Exercise aim — Where a line in the listing below contains the word "乘任何数都得", copy that line.

[Dataset items]
★ ★ ★
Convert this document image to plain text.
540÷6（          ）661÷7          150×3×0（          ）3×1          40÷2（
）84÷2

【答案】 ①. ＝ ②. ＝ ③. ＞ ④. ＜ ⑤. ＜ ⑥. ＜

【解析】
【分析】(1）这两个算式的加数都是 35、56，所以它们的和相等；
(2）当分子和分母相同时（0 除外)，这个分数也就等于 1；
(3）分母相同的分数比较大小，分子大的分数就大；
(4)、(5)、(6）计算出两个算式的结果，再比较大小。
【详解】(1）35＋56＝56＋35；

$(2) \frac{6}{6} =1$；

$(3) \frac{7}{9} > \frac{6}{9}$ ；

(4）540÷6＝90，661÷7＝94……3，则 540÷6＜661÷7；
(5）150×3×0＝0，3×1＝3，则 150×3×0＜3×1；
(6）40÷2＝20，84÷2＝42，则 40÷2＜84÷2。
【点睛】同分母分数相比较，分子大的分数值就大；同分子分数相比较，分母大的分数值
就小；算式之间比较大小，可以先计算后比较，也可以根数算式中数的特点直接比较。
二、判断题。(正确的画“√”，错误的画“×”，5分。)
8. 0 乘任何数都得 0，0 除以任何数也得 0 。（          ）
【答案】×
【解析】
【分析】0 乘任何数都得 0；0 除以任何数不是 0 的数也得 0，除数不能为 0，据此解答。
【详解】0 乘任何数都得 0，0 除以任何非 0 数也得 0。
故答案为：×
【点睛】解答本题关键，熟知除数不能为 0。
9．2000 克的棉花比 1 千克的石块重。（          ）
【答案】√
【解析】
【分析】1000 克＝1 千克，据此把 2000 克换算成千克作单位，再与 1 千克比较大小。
★ ★ ★
Result of this exercise —
8. 0 乘任何数都得 0，0 除以任何数也得 0 。（          ）
【分析】0 乘任何数都得 0；0 除以任何数不是 0 的数也得 0，除数不能为 0，据此解答。
【详解】0 乘任何数都得 0，0 除以任何非 0 数也得 0。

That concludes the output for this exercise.